◆ EXERCISE ◆
The records below are to be quoted in full; please keep every word exact.

◆ ITEMS ◆
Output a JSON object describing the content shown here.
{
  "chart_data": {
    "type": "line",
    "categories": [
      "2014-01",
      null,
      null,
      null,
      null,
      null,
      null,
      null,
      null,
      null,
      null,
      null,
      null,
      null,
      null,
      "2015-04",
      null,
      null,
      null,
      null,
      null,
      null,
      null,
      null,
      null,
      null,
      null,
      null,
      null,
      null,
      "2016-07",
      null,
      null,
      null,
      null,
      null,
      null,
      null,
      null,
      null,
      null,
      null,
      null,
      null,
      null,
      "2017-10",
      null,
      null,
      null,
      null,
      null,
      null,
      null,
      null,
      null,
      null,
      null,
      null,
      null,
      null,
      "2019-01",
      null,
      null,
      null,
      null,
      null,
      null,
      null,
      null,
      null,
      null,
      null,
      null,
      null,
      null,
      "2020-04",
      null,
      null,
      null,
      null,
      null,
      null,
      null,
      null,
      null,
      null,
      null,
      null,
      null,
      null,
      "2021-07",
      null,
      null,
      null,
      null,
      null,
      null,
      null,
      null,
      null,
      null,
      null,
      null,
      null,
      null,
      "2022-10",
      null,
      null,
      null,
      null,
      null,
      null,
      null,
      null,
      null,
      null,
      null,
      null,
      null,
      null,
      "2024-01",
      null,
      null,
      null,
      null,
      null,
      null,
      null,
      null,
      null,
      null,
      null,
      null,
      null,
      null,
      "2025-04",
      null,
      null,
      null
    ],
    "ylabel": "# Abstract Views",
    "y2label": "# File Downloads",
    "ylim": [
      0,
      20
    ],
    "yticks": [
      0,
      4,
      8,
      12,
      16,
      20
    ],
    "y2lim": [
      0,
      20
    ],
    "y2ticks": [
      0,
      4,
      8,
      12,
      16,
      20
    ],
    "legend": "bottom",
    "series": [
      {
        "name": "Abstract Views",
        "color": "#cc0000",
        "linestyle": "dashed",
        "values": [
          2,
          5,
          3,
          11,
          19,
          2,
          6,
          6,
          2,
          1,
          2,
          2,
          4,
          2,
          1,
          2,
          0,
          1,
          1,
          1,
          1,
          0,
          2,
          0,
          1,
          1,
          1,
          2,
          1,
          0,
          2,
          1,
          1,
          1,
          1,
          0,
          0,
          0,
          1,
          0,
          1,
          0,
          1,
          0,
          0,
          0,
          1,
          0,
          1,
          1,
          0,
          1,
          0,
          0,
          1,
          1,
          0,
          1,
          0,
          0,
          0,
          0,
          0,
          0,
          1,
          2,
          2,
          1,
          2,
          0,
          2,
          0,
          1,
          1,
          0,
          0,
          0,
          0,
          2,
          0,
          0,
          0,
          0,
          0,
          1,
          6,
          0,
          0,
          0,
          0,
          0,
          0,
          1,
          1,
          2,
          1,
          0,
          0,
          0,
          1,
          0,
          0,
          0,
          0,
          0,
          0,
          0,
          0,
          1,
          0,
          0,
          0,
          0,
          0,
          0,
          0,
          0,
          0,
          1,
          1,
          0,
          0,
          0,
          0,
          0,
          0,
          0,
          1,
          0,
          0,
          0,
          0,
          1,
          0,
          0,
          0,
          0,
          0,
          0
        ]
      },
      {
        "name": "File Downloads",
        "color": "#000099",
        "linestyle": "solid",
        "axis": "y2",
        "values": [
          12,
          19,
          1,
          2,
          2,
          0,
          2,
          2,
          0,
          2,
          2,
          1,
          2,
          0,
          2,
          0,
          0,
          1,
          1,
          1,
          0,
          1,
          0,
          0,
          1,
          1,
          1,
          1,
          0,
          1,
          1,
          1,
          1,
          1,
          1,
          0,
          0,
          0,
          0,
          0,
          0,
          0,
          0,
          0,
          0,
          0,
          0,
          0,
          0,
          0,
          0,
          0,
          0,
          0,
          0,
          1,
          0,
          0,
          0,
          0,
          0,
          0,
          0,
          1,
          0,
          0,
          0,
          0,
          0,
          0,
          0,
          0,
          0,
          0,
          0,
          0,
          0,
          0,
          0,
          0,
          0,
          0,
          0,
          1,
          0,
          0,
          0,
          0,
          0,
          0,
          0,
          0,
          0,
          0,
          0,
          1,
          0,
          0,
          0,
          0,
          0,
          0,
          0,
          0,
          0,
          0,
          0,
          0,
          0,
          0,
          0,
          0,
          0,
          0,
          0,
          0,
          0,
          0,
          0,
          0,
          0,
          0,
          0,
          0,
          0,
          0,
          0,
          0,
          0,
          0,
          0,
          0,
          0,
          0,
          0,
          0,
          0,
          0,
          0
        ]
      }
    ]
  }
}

◆ SOLVED EXERCISE ◆
Output a JSON object describing the content shown here.
{
  "chart_data": {
    "type": "line",
    "categories": [
      "2014-01",
      null,
      null,
      null,
      null,
      null,
      null,
      null,
      null,
      null,
      null,
      null,
      null,
      null,
      null,
      "2015-04",
      null,
      null,
      null,
      null,
      null,
      null,
      null,
      null,
      null,
      null,
      null,
      null,
      null,
      null,
      "2016-07",
      null,
      null,
      null,
      null,
      null,
      null,
      null,
      null,
      null,
      null,
      null,
      null,
      null,
      null,
      "2017-10",
      null,
      null,
      null,
      null,
      null,
      null,
      null,
      null,
      null,
      null,
      null,
      null,
      null,
      null,
      "2019-01",
      null,
      null,
      null,
      null,
      null,
      null,
      null,
      null,
      null,
      null,
      null,
      null,
      null,
      null,
      "2020-04",
      null,
      null,
      null,
      null,
      null,
      null,
      null,
      null,
      null,
      null,
      null,
      null,
      null,
      null,
      "2021-07",
      null,
      null,
      null,
      null,
      null,
      null,
      null,
      null,
      null,
      null,
      null,
      null,
      null,
      null,
      "2022-10",
      null,
      null,
      null,
      null,
      null,
      null,
      null,
      null,
      null,
      null,
      null,
      null,
      null,
      null,
      "2024-01",
      null,
      null,
      null,
      null,
      null,
      null,
      null,
      null,
      null,
      null,
      null,
      null,
      null,
      null,
      "2025-04",
      null,
      null,
      null
    ],
    "ylabel": "# Abstract Views",
    "y2label": "# File Downloads",
    "ylim": [
      0,
      20
    ],
    "yticks": [
      0,
      4,
      8,
      12,
      16,
      20
    ],
    "y2lim": [
      0,
      20
    ],
    "y2ticks": [
      0,
      4,
      8,
      12,
      16,
      20
    ],
    "legend": "bottom",
    "series": [
      {
        "name": "Abstract Views",
        "color": "#cc0000",
        "linestyle": "dashed",
        "values": [
          2,
          5,
          3,
          11,
          19,
          2,
          6,
          6,
          2,
          1,
          2,
          2,
          4,
          2,
          1,
          2,
          0,
          1,
          1,
          1,
          1,
          0,
          2,
          0,
          1,
          1,
          1,
          2,
          1,
          0,
          2,
          1,
          1,
          1,
          1,
          0,
          0,
          0,
          1,
          0,
          1,
          0,
          1,
          0,
          0,
          0,
          1,
          0,
          1,
          1,
          0,
          1,
          0,
          0,
          1,
          1,
          0,
          1,
          0,
          0,
          0,
          0,
          0,
          0,
          1,
          2,
          2,
          1,
          2,
          0,
          2,
          0,
          1,
          1,
          0,
          0,
          0,
          0,
          2,
          0,
          0,
          0,
          0,
          0,
          1,
          6,
          0,
          0,
          0,
          0,
          0,
          0,
          1,
          1,
          2,
          1,
          0,
          0,
          0,
          1,
          0,
          0,
          0,
          0,
          0,
          0,
          0,
          0,
          1,
          0,
          0,
          0,
          0,
          0,
          0,
          0,
          0,
          0,
          1,
          1,
          0,
          0,
          0,
          0,
          0,
          0,
          0,
          1,
          0,
          0,
          0,
          0,
          1,
          0,
          0,
          0,
          0,
          0,
          0
        ]
      },
      {
        "name": "File Downloads",
        "color": "#000099",
        "linestyle": "solid",
        "axis": "y2",
        "values": [
          12,
          19,
          1,
          2,
          2,
          0,
          2,
          2,
          0,
          2,
          2,
          1,
          2,
          0,
          2,
          0,
          0,
          1,
          1,
          1,
          0,
          1,
          0,
          0,
          1,
          1,
          1,
          1,
          0,
          1,
          1,
          1,
          1,
          1,
          1,
          0,
          0,
          0,
          0,
          0,
          0,
          0,
          0,
          0,
          0,
          0,
          0,
          0,
          0,
          0,
          0,
          0,
          0,
          0,
          0,
          1,
          0,
          0,
          0,
          0,
          0,
          0,
          0,
          1,
          0,
          0,
          0,
          0,
          0,
          0,
          0,
          0,
          0,
          0,
          0,
          0,
          0,
          0,
          0,
          0,
          0,
          0,
          0,
          1,
          0,
          0,
          0,
          0,
          0,
          0,
          0,
          0,
          0,
          0,
          0,
          1,
          0,
          0,
          0,
          0,
          0,
          0,
          0,
          0,
          0,
          0,
          0,
          0,
          0,
          0,
          0,
          0,
          0,
          0,
          0,
          0,
          0,
          0,
          0,
          0,
          0,
          0,
          0,
          0,
          0,
          0,
          0,
          0,
          0,
          0,
          0,
          0,
          0,
          0,
          0,
          0,
          0,
          0,
          0
        ]
      }
    ]
  }
}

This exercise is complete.